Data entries
§ §

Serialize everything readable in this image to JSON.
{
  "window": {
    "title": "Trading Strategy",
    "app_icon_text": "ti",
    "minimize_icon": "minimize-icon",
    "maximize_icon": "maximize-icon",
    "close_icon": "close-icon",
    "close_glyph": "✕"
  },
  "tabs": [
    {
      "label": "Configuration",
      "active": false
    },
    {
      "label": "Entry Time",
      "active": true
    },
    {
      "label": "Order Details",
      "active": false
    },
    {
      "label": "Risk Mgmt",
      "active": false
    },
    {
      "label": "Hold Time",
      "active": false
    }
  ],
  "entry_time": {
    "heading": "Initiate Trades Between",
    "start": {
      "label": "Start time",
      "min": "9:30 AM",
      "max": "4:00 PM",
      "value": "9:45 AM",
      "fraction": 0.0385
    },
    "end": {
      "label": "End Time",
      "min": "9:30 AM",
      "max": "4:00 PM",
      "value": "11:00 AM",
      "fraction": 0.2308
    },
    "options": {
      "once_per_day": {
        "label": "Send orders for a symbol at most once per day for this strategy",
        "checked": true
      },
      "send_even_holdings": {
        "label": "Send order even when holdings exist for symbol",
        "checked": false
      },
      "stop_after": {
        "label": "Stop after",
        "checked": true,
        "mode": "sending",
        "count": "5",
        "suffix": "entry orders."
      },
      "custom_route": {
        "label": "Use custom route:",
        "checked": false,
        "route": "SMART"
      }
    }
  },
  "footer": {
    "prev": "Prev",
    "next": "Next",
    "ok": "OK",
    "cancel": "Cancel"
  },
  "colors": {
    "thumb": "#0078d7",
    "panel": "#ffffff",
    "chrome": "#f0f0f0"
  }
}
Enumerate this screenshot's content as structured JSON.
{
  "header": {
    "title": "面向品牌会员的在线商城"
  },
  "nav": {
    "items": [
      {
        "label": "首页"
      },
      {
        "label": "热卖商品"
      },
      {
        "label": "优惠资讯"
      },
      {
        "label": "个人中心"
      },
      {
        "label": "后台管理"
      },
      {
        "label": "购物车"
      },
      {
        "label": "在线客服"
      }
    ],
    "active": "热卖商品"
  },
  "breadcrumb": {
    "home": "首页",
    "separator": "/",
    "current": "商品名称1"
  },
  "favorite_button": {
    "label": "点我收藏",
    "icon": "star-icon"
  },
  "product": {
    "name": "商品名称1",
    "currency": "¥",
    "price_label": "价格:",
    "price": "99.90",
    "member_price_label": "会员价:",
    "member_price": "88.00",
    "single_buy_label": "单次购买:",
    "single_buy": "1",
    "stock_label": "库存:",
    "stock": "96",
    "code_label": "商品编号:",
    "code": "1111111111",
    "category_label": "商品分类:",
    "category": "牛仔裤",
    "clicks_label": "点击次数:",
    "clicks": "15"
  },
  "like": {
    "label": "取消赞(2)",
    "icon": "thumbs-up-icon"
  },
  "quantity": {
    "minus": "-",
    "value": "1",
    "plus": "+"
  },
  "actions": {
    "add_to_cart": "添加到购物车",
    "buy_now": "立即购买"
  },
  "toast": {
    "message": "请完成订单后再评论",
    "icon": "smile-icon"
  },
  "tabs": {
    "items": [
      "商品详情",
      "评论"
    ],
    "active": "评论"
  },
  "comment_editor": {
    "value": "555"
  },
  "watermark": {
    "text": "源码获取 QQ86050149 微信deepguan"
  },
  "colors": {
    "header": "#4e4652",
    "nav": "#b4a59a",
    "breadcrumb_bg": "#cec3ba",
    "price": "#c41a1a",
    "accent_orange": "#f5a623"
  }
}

§ §

Pick each line holding the word "value" out of the listing.

COMPLETE RESPONSE |
      "value": "9:45 AM",
      "value": "11:00 AM",
    "value": "1",
    "value": "555"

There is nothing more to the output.